A faithful, picture-free copy of the listing below is required.

[[ DATA UNDER STUDY open ]]

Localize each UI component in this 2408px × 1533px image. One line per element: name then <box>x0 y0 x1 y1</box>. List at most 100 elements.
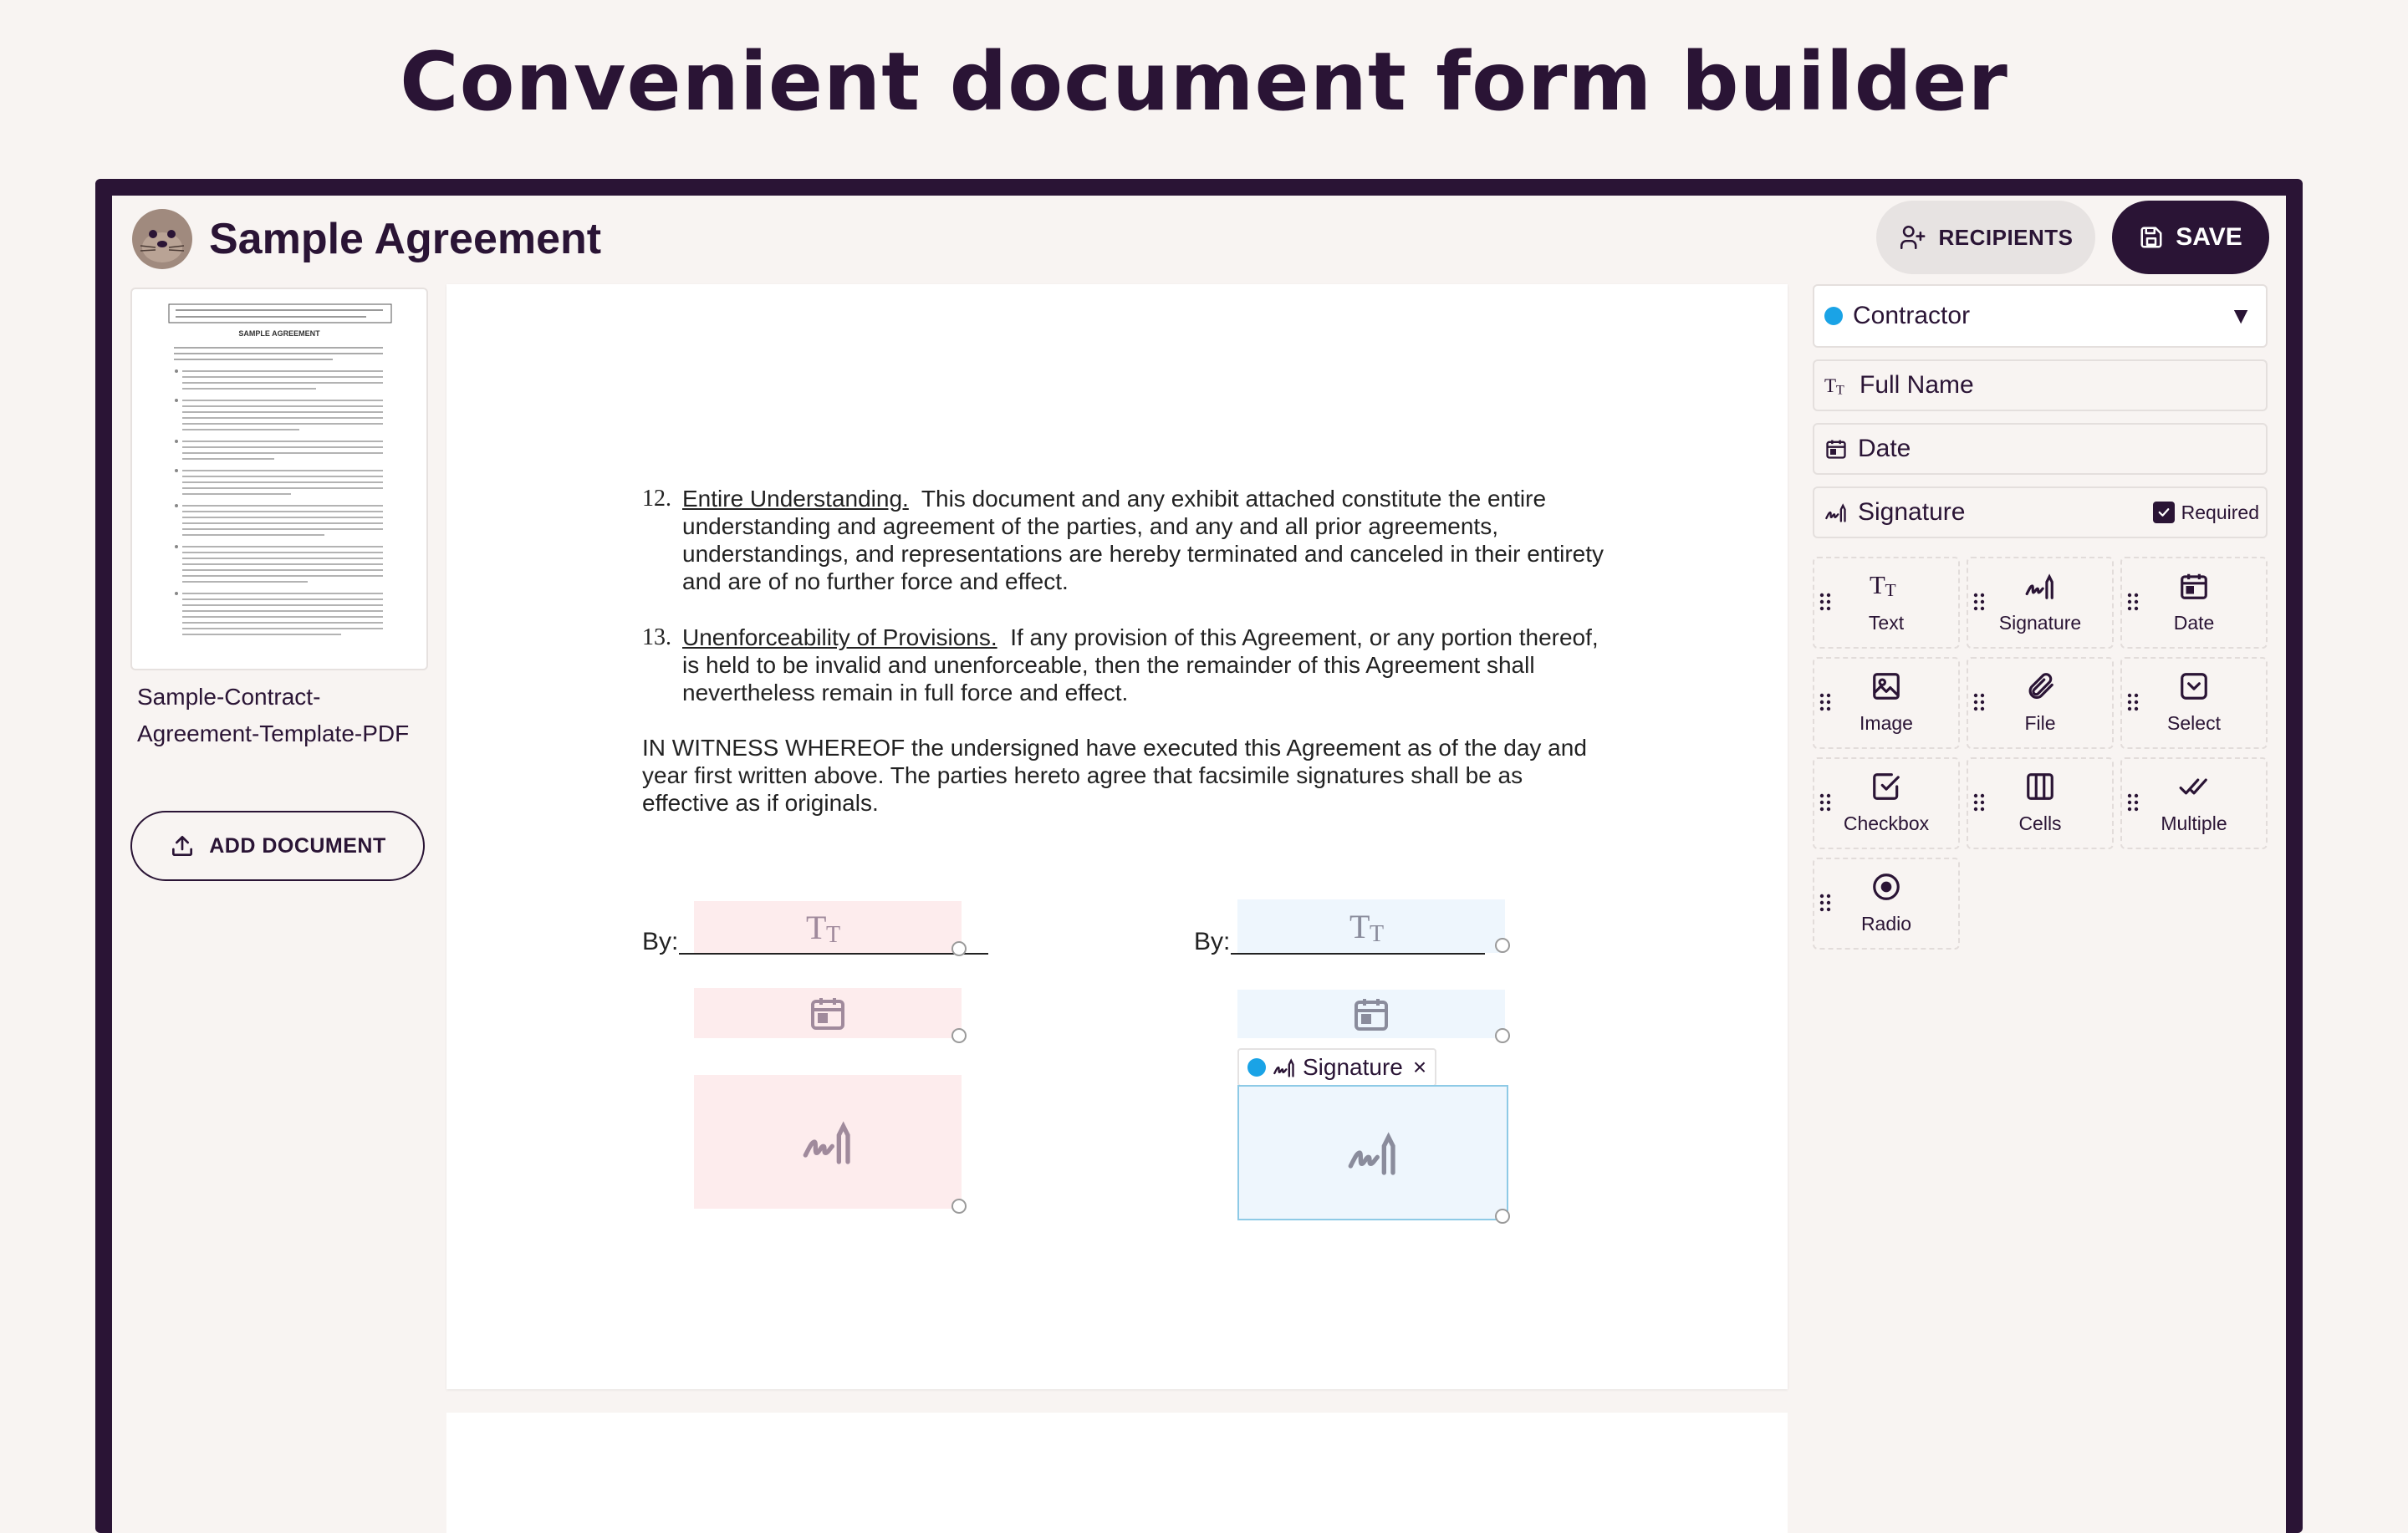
document-page: 12. Entire Understanding. This document … <box>446 284 1788 1389</box>
upload-icon <box>169 833 196 859</box>
signature-icon <box>1968 570 2112 602</box>
calendar-icon <box>1351 994 1391 1034</box>
svg-text:T: T <box>1824 374 1836 396</box>
signature-icon <box>801 1115 855 1169</box>
signature-field-placeholder[interactable] <box>694 1075 962 1209</box>
field-row-label: Full Name <box>1860 371 1974 399</box>
tool-label: Cells <box>2018 812 2062 834</box>
tool-file[interactable]: File <box>1967 657 2114 749</box>
clause-number: 13. <box>642 624 671 650</box>
tool-checkbox[interactable]: Checkbox <box>1813 757 1960 849</box>
document-file-name: Sample-Contract-Agreement-Template-PDF <box>137 684 410 746</box>
tool-signature[interactable]: Signature <box>1967 557 2114 649</box>
resize-handle[interactable] <box>1495 938 1510 953</box>
recipient-color-dot <box>1247 1058 1266 1077</box>
calendar-icon <box>808 993 848 1033</box>
by-label: By: <box>1194 928 1231 955</box>
tool-label: Signature <box>1998 612 2082 634</box>
seal-logo-icon <box>130 207 194 271</box>
double-check-icon <box>2122 771 2266 802</box>
tool-label: File <box>2024 712 2056 734</box>
required-toggle[interactable]: Required <box>2152 501 2259 524</box>
clause-heading: Unenforceability of Provisions. <box>682 624 997 650</box>
radio-icon <box>1814 871 1958 903</box>
resize-handle[interactable] <box>1495 1028 1510 1043</box>
image-icon <box>1814 670 1958 702</box>
tool-label: Image <box>1860 712 1913 734</box>
calendar-icon <box>2122 570 2266 602</box>
thumbnail-heading: SAMPLE AGREEMENT <box>238 329 320 338</box>
checkbox-checked-icon[interactable] <box>2152 502 2175 523</box>
text-type-icon: TT <box>1814 570 1958 598</box>
signature-line <box>679 953 988 955</box>
document-thumbnail[interactable]: SAMPLE AGREEMENT <box>130 288 428 670</box>
signature-icon <box>1824 501 1848 524</box>
tool-image[interactable]: Image <box>1813 657 1960 749</box>
resize-handle[interactable] <box>1495 1209 1510 1224</box>
tool-label: Text <box>1868 612 1905 634</box>
text-type-icon: TT <box>1824 374 1849 396</box>
save-label: SAVE <box>2176 223 2242 251</box>
cells-icon <box>1968 771 2112 802</box>
recipient-name: Contractor <box>1853 302 1971 329</box>
tool-multiple[interactable]: Multiple <box>2120 757 2268 849</box>
close-icon[interactable]: × <box>1413 1054 1426 1081</box>
add-document-button[interactable]: ADD DOCUMENT <box>130 811 425 881</box>
checkbox-icon <box>1814 771 1958 802</box>
resize-handle[interactable] <box>951 1199 967 1214</box>
app-window: Sample Agreement RECIPIENTS SAVE SAMPLE … <box>112 196 2286 1533</box>
tool-label: Radio <box>1860 913 1912 935</box>
tool-date[interactable]: Date <box>2120 557 2268 649</box>
tool-cells[interactable]: Cells <box>1967 757 2114 849</box>
add-user-icon <box>1898 223 1926 252</box>
field-row-label[interactable]: Signature <box>1858 498 1965 527</box>
svg-text:T: T <box>826 922 840 945</box>
recipient-color-dot <box>1824 307 1843 325</box>
tool-label: Multiple <box>2161 812 2227 834</box>
signature-icon <box>1346 1126 1400 1179</box>
resize-handle[interactable] <box>951 941 967 956</box>
selected-field-label: Signature <box>1303 1054 1403 1080</box>
required-label: Required <box>2181 501 2259 523</box>
date-field-placeholder[interactable] <box>694 988 962 1038</box>
chevron-down-icon: ▼ <box>2229 303 2252 328</box>
document-title[interactable]: Sample Agreement <box>209 207 601 271</box>
resize-handle[interactable] <box>951 1028 967 1043</box>
tool-label: Date <box>2173 612 2215 634</box>
by-label: By: <box>642 928 679 955</box>
date-field-placeholder[interactable] <box>1237 990 1505 1038</box>
signature-line <box>1231 953 1485 955</box>
selected-field-tag[interactable]: Signature × <box>1237 1048 1437 1087</box>
paperclip-icon <box>1968 670 2112 702</box>
add-document-label: ADD DOCUMENT <box>209 833 386 858</box>
svg-text:T: T <box>1349 908 1370 945</box>
recipients-label: RECIPIENTS <box>1938 224 2074 250</box>
clause-heading: Entire Understanding. <box>682 486 909 512</box>
recipients-button[interactable]: RECIPIENTS <box>1876 201 2095 274</box>
tool-text[interactable]: TT Text <box>1813 557 1960 649</box>
clause-number: 12. <box>642 486 671 512</box>
signature-icon <box>1273 1056 1296 1079</box>
text-field-placeholder[interactable]: TT <box>1237 899 1505 953</box>
signature-field-selected[interactable] <box>1237 1085 1508 1220</box>
select-icon <box>2122 670 2266 702</box>
svg-text:T: T <box>1870 571 1885 598</box>
recipient-select[interactable]: Contractor ▼ <box>1813 284 2268 348</box>
tool-radio[interactable]: Radio <box>1813 858 1960 950</box>
text-field-placeholder[interactable]: TT <box>694 901 962 953</box>
tool-label: Checkbox <box>1843 812 1930 834</box>
field-row-selected[interactable]: Signature Required <box>1813 486 2268 538</box>
svg-text:T: T <box>1836 383 1844 396</box>
text-type-icon: TT <box>1349 908 1393 945</box>
field-row-label: Date <box>1858 435 1911 462</box>
calendar-icon <box>1824 437 1848 461</box>
save-button[interactable]: SAVE <box>2112 201 2269 274</box>
svg-text:T: T <box>806 909 826 945</box>
witness-paragraph: IN WITNESS WHEREOF the undersigned have … <box>642 735 1587 816</box>
tool-label: Select <box>2167 712 2221 734</box>
field-row[interactable]: Date <box>1813 423 2268 475</box>
field-row[interactable]: TT Full Name <box>1813 359 2268 411</box>
svg-text:T: T <box>1370 921 1384 945</box>
tool-select[interactable]: Select <box>2120 657 2268 749</box>
svg-text:T: T <box>1885 580 1895 598</box>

[[ DATA UNDER STUDY closed ]]

◆ RESULT:
Localize each UI component in this 2408px × 1533px image. One line per element: name then <box>x0 y0 x1 y1</box>. List at most 100 elements.
document-page: 12. Entire Understanding. This document … <box>446 284 1788 1389</box>
upload-icon <box>169 833 196 859</box>
signature-icon <box>1968 570 2112 602</box>
calendar-icon <box>1351 994 1391 1034</box>
svg-text:T: T <box>1824 374 1836 396</box>
signature-icon <box>801 1115 855 1169</box>
signature-field-placeholder[interactable] <box>694 1075 962 1209</box>
field-row-label: Full Name <box>1860 371 1974 399</box>
tool-label: Cells <box>2018 812 2062 834</box>
tool-file[interactable]: File <box>1967 657 2114 749</box>
clause-number: 13. <box>642 624 671 650</box>
tool-checkbox[interactable]: Checkbox <box>1813 757 1960 849</box>
document-file-name: Sample-Contract-Agreement-Template-PDF <box>137 684 410 746</box>
tool-signature[interactable]: Signature <box>1967 557 2114 649</box>
resize-handle[interactable] <box>1495 938 1510 953</box>
recipient-color-dot <box>1247 1058 1266 1077</box>
calendar-icon <box>808 993 848 1033</box>
by-label: By: <box>1194 928 1231 955</box>
tool-label: Signature <box>1998 612 2082 634</box>
seal-logo-icon <box>130 207 194 271</box>
double-check-icon <box>2122 771 2266 802</box>
tool-label: File <box>2024 712 2056 734</box>
required-toggle[interactable]: Required <box>2152 501 2259 524</box>
clause-heading: Unenforceability of Provisions. <box>682 624 997 650</box>
radio-icon <box>1814 871 1958 903</box>
resize-handle[interactable] <box>1495 1028 1510 1043</box>
image-icon <box>1814 670 1958 702</box>
tool-label: Image <box>1860 712 1913 734</box>
calendar-icon <box>2122 570 2266 602</box>
thumbnail-heading: SAMPLE AGREEMENT <box>238 329 320 338</box>
checkbox-checked-icon[interactable] <box>2152 502 2175 523</box>
text-type-icon: TT <box>1814 570 1958 598</box>
signature-line <box>679 953 988 955</box>
document-thumbnail[interactable]: SAMPLE AGREEMENT <box>130 288 428 670</box>
signature-icon <box>1824 501 1848 524</box>
tool-image[interactable]: Image <box>1813 657 1960 749</box>
resize-handle[interactable] <box>1495 1209 1510 1224</box>
tool-label: Text <box>1868 612 1905 634</box>
text-type-icon: TT <box>1824 374 1849 396</box>
save-label: SAVE <box>2176 223 2242 251</box>
cells-icon <box>1968 771 2112 802</box>
recipient-name: Contractor <box>1853 302 1971 329</box>
tool-multiple[interactable]: Multiple <box>2120 757 2268 849</box>
close-icon[interactable]: × <box>1413 1054 1426 1081</box>
add-document-button[interactable]: ADD DOCUMENT <box>130 811 425 881</box>
checkbox-icon <box>1814 771 1958 802</box>
resize-handle[interactable] <box>951 1199 967 1214</box>
app-window: Sample Agreement RECIPIENTS SAVE SAMPLE … <box>112 196 2286 1533</box>
tool-label: Radio <box>1860 913 1912 935</box>
tool-date[interactable]: Date <box>2120 557 2268 649</box>
tool-cells[interactable]: Cells <box>1967 757 2114 849</box>
add-user-icon <box>1898 223 1926 252</box>
field-row-label[interactable]: Signature <box>1858 498 1965 527</box>
svg-text:T: T <box>826 922 840 945</box>
recipient-color-dot <box>1824 307 1843 325</box>
tool-label: Multiple <box>2161 812 2227 834</box>
signature-icon <box>1346 1126 1400 1179</box>
resize-handle[interactable] <box>951 941 967 956</box>
selected-field-label: Signature <box>1303 1054 1403 1080</box>
required-label: Required <box>2181 501 2259 523</box>
date-field-placeholder[interactable] <box>694 988 962 1038</box>
chevron-down-icon: ▼ <box>2229 303 2252 328</box>
document-title[interactable]: Sample Agreement <box>209 207 601 271</box>
resize-handle[interactable] <box>951 1028 967 1043</box>
tool-label: Date <box>2173 612 2215 634</box>
by-label: By: <box>642 928 679 955</box>
date-field-placeholder[interactable] <box>1237 990 1505 1038</box>
signature-line <box>1231 953 1485 955</box>
selected-field-tag[interactable]: Signature × <box>1237 1048 1437 1087</box>
paperclip-icon <box>1968 670 2112 702</box>
add-document-label: ADD DOCUMENT <box>209 833 386 858</box>
svg-text:T: T <box>1349 908 1370 945</box>
recipients-label: RECIPIENTS <box>1938 224 2074 250</box>
clause-heading: Entire Understanding. <box>682 486 909 512</box>
recipients-button[interactable]: RECIPIENTS <box>1876 201 2095 274</box>
tool-text[interactable]: TT Text <box>1813 557 1960 649</box>
clause-number: 12. <box>642 486 671 512</box>
signature-icon <box>1273 1056 1296 1079</box>
text-field-placeholder[interactable]: TT <box>1237 899 1505 953</box>
signature-field-selected[interactable] <box>1237 1085 1508 1220</box>
select-icon <box>2122 670 2266 702</box>
svg-text:T: T <box>1870 571 1885 598</box>
recipient-select[interactable]: Contractor ▼ <box>1813 284 2268 348</box>
tool-radio[interactable]: Radio <box>1813 858 1960 950</box>
text-field-placeholder[interactable]: TT <box>694 901 962 953</box>
tool-label: Checkbox <box>1843 812 1930 834</box>
field-row-selected[interactable]: Signature Required <box>1813 486 2268 538</box>
svg-text:T: T <box>1836 383 1844 396</box>
text-type-icon: TT <box>1349 908 1393 945</box>
field-row-label: Date <box>1858 435 1911 462</box>
calendar-icon <box>1824 437 1848 461</box>
save-button[interactable]: SAVE <box>2112 201 2269 274</box>
svg-text:T: T <box>806 909 826 945</box>
witness-paragraph: IN WITNESS WHEREOF the undersigned have … <box>642 735 1587 816</box>
tool-label: Select <box>2167 712 2221 734</box>
field-row[interactable]: Date <box>1813 423 2268 475</box>
field-row[interactable]: TT Full Name <box>1813 359 2268 411</box>
svg-text:T: T <box>1370 921 1384 945</box>
tool-select[interactable]: Select <box>2120 657 2268 749</box>
svg-text:T: T <box>1885 580 1895 598</box>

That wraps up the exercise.